## [EXCERPTED PASSAGE]
It almost seems too easy and obvious. SharePoint provides us with these useful things called lists. Most of us would be familiar with or have used database-driven variable configuration mechanisms before. Lists, on face value, are reasonably similar to database tables. Why don’t we use lists for variable configuration? It’s not actually that silly a proposition and is in fact one of the more reasonable options. One of the beauties of using lists is that you get all that SharePoint listy goodness. Versioning, security and an out-of-the-box UI for example. You’re likely already familiar with list-based programming, so that isn’t too much of an inconvenience.

Using SharePoint lists is definitely one of the preferred methods. It’s probably easier to outline some of the reasons why you may not want to use it; a site with lax security restrictions would probably be wise to avoid this method – you wouldn’t want any user being able to modify or delete configuration items or the list itself. If you wanted the application settings to be available to multiple site collections/web applications then you’d potentially end up duplicating the list values across these sites.

There’s another huge advantage to choosing this method. An MVP named Chris O’Brien has written a Config store framework available on Codeplex which makes the option even more attractive and erases some of the drawbacks from choosing it. I’d definitely recommend reading a bit about it in his post A better Config Store for SharePoint sites.

Property bags

This option is perhaps a little less obvious but similarly powerful. A number of SharePoint objects contain a Properties property which stores a collection of key/value pairs. These obviously lend themselves towards being used for storing application settings.

This option is possibly the best one to harness when scope is an important consideration for configuration. It lends itself to being able to maintain numerous variables with different values on a per-scope basis (per web, per web application and so forth).

Like the SharePoint list option, this also benefits from addons which improve the usability and effectiveness of the option. The SharePoint Guidance Library provides the Application Setting Manager which is an API to read and write application settings. Codeplex also has the SharePoint Property Bag Settings project which provides a GUI in Central Administration to manage the settings.

## [EXCERPTED DATA]
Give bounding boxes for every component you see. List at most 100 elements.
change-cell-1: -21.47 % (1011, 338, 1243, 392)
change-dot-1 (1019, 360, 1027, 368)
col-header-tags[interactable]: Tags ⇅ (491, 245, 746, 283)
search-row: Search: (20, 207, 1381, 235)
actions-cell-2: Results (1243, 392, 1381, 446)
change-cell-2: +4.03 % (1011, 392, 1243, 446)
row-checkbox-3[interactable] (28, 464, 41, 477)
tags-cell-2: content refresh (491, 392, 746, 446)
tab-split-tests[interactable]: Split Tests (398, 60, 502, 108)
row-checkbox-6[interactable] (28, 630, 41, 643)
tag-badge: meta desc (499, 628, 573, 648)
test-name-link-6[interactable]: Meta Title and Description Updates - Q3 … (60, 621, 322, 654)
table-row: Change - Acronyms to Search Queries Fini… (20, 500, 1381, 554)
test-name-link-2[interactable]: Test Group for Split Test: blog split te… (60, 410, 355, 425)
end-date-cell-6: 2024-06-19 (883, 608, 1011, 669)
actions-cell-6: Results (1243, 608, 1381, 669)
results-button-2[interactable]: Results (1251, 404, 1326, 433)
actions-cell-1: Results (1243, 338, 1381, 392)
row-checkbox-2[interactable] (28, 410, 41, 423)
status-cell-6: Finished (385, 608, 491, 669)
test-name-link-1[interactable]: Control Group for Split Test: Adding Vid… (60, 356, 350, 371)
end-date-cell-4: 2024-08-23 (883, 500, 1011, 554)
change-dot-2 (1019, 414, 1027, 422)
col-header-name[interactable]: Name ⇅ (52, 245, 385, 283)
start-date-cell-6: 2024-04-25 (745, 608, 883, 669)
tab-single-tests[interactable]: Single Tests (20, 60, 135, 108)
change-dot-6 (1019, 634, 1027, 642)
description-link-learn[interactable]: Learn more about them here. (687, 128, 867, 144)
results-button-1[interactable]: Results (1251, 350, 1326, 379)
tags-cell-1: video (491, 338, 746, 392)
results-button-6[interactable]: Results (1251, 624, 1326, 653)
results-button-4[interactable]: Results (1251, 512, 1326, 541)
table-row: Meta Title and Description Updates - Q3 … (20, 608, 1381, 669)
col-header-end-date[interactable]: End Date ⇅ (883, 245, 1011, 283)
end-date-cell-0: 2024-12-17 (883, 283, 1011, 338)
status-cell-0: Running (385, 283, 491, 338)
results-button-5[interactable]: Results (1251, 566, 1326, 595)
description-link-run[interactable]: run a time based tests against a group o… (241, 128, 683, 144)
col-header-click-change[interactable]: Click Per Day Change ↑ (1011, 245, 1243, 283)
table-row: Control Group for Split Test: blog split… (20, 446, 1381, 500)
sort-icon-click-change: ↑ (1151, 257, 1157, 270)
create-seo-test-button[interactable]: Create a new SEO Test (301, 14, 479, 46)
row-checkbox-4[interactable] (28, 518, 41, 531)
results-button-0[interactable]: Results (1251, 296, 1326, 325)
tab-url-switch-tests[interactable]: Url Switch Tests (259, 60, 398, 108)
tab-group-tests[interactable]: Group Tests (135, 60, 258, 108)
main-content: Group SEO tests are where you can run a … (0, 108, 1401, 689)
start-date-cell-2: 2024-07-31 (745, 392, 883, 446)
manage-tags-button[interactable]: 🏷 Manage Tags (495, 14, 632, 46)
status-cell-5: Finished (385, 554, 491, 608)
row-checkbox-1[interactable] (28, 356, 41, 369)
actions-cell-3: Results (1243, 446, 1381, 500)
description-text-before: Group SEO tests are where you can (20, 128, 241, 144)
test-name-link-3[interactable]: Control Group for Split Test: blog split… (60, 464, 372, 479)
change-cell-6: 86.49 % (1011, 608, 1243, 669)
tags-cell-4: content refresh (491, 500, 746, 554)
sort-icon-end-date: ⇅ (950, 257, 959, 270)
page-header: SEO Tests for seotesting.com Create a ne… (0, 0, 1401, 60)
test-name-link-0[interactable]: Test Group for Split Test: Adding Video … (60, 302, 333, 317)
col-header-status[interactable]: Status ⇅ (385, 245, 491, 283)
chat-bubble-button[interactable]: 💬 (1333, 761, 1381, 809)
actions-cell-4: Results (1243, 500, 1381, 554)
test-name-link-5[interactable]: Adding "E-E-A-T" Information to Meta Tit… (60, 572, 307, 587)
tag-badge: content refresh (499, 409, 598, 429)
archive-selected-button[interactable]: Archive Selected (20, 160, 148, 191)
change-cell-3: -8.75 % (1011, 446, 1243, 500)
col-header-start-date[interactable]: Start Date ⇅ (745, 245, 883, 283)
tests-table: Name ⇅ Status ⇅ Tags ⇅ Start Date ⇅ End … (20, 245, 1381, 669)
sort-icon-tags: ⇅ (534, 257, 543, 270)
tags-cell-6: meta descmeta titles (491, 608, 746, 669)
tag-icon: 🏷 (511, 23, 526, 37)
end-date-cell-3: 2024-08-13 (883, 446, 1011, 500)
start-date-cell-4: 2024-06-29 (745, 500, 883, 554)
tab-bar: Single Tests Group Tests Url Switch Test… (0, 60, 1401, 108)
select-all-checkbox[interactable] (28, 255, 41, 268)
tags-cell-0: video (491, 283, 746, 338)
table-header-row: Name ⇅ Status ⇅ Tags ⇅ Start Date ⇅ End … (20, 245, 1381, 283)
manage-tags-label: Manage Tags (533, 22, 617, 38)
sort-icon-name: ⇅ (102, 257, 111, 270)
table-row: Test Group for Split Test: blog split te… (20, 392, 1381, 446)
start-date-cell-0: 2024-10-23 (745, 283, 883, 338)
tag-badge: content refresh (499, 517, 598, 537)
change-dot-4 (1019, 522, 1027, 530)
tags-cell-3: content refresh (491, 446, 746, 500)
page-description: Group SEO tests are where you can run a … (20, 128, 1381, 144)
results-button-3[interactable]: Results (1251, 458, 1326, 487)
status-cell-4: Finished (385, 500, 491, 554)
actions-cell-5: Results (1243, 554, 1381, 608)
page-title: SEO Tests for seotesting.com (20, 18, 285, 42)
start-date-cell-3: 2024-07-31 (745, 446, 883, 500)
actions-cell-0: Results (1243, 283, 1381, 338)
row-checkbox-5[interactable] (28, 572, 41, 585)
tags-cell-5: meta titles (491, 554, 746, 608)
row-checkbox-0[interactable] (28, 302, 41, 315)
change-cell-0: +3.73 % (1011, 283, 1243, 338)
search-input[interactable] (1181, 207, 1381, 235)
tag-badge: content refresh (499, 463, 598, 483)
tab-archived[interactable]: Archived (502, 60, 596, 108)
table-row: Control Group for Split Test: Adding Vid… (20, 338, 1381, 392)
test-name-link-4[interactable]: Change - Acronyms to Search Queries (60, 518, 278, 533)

## [ACTIVITIES]
**a.** Write out the part of the SharePoint configuration text that opens with the words containing "This option is possibly" and closes with "manage the settings.".
**b.** Answer these questions from the SharePoint configuration text:
(i) Who wrote the Config store framework available on Codeplex?
(ii) What does the SharePoint Guidance Library provide?
(iii) What does the SharePoint Property Bag Settings project provide?
The material was drawn from a different source than the text.

## [SOLUTION LIST]
**a.**
This option is possibly the best one to harness when scope is an important consideration for configuration. It lends itself to being able to maintain numerous variables with different values on a per-scope basis (per web, per web application and so forth).

Like the SharePoint list option, this also benefits from addons which improve the usability and effectiveness of the option. The SharePoint Guidance Library provides the Application Setting Manager which is an API to read and write application settings. Codeplex also has the SharePoint Property Bag Settings project which provides a GUI in Central Administration to manage the settings.

**b.**
(i) Chris O'Brien, an MVP.
(ii) The Application Setting Manager, an API to read and write application settings.
(iii) A GUI in Central Administration to manage the settings.